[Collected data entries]
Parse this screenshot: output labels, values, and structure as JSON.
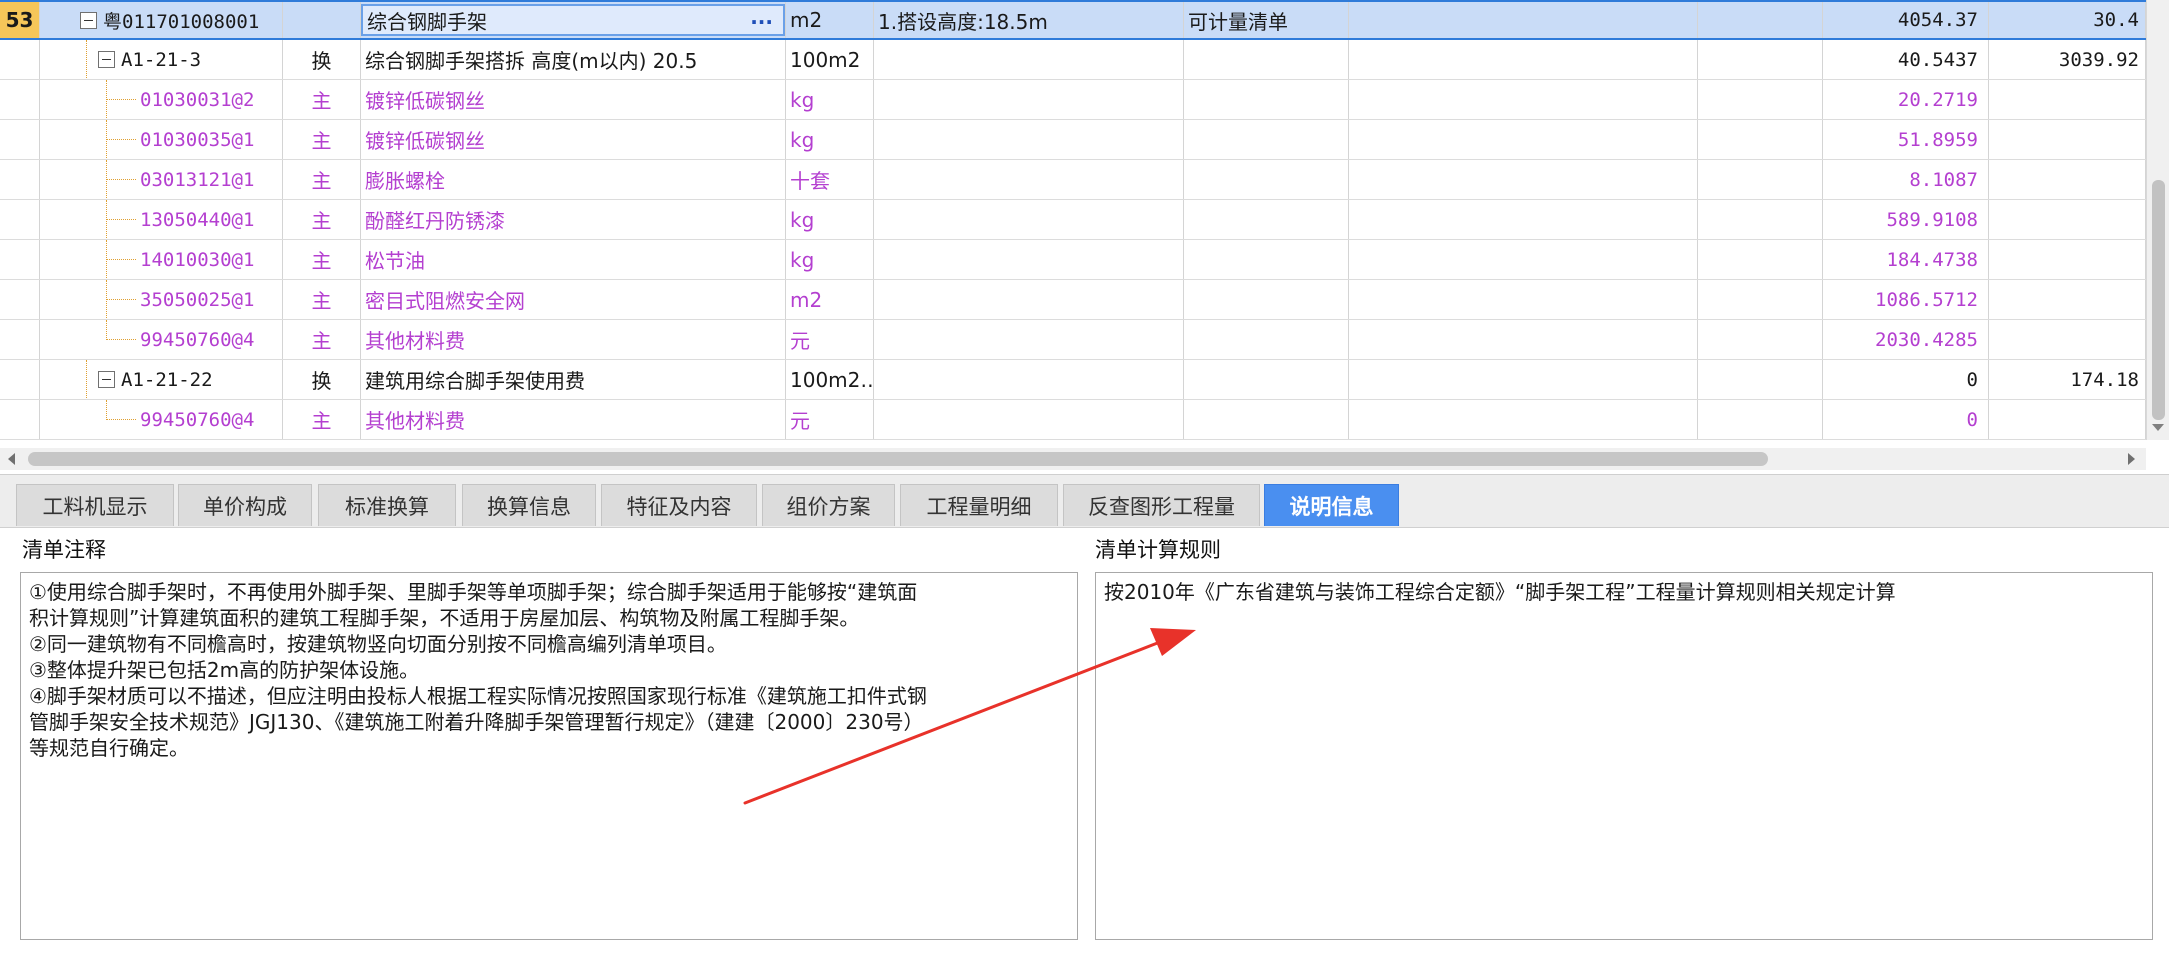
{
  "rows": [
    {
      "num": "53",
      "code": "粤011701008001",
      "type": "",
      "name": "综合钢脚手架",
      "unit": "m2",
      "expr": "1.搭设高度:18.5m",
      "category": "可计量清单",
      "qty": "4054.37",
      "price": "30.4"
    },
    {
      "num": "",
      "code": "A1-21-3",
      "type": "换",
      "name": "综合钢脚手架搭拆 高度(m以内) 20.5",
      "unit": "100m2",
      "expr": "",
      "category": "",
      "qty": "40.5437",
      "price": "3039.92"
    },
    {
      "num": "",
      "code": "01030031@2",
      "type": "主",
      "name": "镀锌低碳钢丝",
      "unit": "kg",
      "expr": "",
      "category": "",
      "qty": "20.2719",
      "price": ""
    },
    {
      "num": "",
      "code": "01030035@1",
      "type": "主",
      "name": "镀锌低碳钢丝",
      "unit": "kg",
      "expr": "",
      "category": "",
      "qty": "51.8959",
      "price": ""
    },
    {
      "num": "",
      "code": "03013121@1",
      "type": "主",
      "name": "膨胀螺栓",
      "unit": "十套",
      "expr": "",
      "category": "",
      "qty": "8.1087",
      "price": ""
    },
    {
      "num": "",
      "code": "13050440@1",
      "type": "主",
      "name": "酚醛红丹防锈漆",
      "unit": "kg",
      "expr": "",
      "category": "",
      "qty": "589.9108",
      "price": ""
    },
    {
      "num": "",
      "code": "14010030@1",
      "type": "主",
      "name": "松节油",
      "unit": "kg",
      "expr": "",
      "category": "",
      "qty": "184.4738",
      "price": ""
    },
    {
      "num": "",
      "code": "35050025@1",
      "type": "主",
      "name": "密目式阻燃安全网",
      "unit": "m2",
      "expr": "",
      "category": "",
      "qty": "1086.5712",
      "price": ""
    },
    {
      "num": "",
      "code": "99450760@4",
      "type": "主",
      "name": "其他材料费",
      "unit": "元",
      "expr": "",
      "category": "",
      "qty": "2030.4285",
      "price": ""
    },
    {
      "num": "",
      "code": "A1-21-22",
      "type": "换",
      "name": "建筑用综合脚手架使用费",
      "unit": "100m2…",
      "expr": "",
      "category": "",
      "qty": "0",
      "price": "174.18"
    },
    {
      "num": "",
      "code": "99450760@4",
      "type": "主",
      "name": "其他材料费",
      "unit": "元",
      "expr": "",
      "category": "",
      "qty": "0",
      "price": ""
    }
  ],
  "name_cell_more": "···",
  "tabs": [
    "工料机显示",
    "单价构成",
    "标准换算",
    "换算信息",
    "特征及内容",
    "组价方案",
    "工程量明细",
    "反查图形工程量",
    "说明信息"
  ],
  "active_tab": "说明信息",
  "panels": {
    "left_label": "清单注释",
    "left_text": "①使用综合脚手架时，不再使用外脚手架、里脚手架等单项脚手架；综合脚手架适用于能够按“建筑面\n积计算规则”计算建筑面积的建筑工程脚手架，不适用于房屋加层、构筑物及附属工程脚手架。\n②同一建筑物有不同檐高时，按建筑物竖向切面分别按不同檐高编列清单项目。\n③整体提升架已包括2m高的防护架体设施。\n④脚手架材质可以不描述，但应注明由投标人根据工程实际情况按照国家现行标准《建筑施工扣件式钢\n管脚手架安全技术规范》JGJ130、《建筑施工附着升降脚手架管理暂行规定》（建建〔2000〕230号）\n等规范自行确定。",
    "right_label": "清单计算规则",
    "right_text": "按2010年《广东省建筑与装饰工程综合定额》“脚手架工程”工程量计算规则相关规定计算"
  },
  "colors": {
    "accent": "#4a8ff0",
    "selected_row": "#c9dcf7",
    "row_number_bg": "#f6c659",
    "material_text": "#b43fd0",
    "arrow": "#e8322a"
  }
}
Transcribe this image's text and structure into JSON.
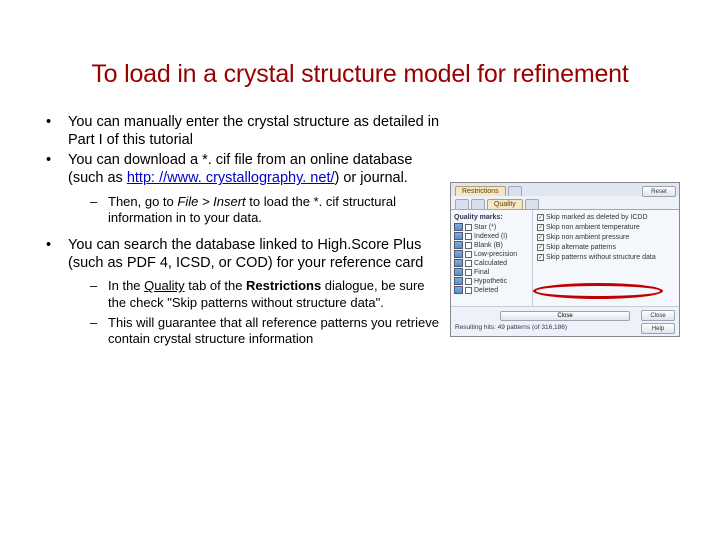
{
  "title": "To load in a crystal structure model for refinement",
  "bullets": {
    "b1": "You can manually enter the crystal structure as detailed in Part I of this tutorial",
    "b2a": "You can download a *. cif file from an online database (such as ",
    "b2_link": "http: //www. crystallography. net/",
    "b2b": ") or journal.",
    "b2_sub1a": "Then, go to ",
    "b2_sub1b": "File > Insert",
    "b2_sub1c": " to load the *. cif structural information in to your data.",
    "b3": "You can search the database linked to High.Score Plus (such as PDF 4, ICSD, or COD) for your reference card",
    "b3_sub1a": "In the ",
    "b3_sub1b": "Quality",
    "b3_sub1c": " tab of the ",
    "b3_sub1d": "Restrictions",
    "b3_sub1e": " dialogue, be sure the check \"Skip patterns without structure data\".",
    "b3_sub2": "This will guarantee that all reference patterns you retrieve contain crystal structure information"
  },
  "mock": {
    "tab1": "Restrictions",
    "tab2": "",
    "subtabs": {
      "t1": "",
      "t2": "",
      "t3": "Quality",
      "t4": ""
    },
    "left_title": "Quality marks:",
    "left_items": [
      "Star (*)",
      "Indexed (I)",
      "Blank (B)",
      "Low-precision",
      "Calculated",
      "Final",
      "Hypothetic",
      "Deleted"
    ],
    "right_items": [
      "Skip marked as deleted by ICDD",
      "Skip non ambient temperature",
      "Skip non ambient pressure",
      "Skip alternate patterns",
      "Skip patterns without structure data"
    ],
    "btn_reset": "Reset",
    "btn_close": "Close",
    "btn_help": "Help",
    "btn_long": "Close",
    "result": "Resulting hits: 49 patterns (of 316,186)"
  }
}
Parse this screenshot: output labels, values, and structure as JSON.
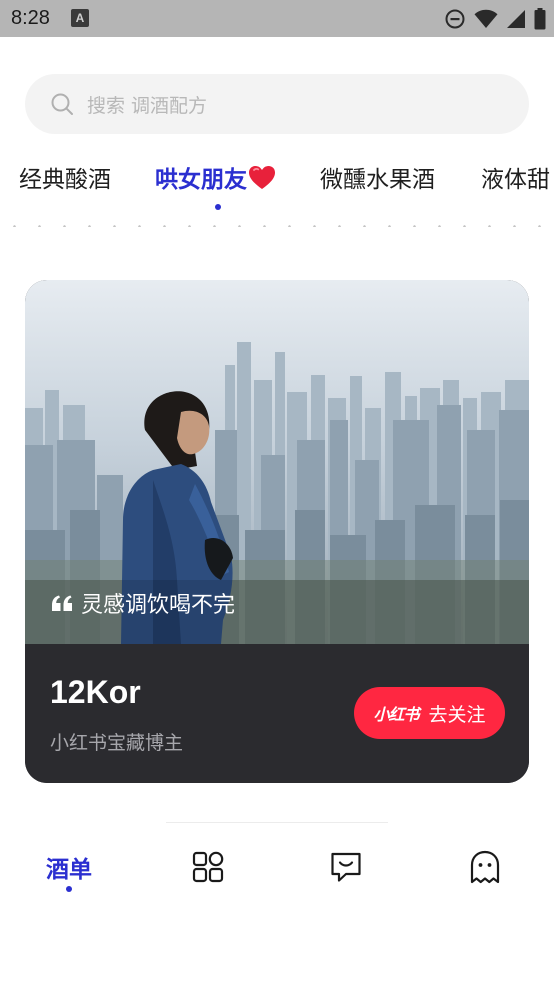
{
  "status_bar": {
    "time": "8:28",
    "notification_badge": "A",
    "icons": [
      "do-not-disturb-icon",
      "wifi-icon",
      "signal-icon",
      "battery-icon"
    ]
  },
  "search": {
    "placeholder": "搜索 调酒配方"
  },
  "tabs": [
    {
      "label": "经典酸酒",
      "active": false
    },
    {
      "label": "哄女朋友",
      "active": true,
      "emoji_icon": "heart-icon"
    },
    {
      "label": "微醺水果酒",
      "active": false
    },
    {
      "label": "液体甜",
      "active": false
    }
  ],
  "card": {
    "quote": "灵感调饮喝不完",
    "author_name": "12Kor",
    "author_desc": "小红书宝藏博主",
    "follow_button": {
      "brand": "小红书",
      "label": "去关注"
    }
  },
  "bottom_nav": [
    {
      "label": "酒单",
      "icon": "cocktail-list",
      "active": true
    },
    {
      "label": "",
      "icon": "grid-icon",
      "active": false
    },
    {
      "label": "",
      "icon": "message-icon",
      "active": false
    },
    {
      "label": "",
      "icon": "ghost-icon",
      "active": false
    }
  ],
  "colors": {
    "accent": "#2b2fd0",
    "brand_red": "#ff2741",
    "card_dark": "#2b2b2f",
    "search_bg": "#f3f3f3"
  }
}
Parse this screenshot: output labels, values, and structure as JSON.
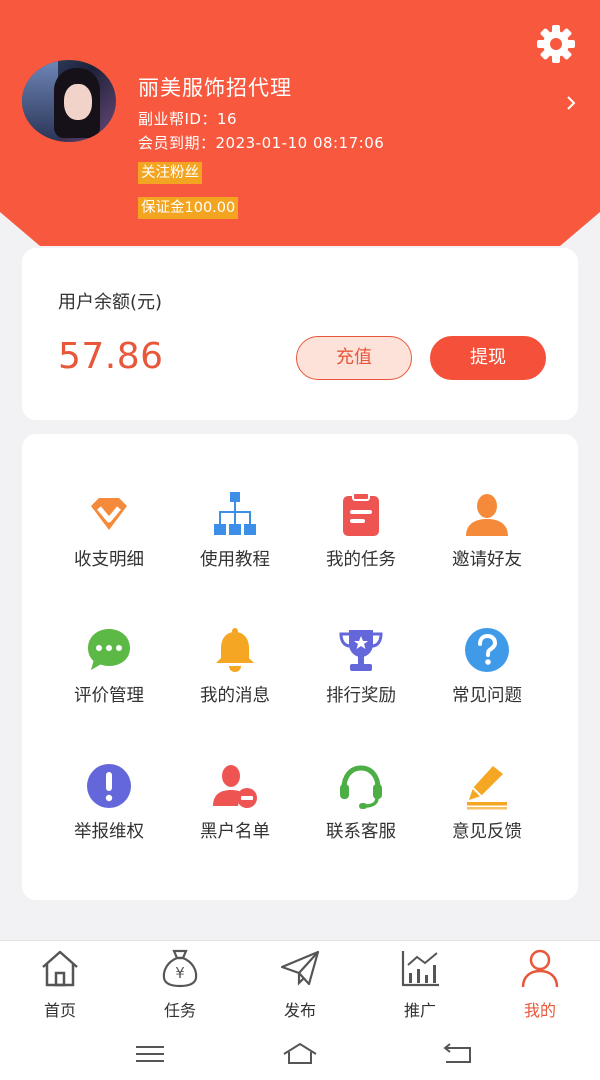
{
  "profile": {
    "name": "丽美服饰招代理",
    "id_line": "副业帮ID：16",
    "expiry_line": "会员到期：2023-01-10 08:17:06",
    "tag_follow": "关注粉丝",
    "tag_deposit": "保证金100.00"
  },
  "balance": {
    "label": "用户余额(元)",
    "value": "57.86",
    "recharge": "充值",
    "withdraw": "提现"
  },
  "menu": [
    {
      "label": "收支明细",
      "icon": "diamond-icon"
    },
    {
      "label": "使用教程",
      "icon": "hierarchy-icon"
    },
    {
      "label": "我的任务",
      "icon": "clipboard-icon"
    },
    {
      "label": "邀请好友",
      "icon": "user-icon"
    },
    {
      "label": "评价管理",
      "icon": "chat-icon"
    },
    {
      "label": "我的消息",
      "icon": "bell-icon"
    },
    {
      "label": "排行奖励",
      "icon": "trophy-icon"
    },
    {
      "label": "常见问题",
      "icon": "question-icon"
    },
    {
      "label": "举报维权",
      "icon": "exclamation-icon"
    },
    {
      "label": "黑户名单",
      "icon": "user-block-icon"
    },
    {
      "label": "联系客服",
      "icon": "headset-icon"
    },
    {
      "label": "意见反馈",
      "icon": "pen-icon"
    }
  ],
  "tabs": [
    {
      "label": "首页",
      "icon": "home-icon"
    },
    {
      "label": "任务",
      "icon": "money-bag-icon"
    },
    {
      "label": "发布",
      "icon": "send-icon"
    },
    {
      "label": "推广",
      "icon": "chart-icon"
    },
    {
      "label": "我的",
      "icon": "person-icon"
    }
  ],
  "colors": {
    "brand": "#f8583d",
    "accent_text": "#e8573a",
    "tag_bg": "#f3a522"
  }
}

### [WORK TO COMPLETE]
Extract from the material all lines containing the string "reference".

### [EXERCISE RESULT]
    "b3": "You can search the database linked to High.Score Plus (such as PDF 4, ICSD, or COD) for your reference card",
    "b3_sub2": "This will guarantee that all reference patterns you retrieve contain crystal structure information"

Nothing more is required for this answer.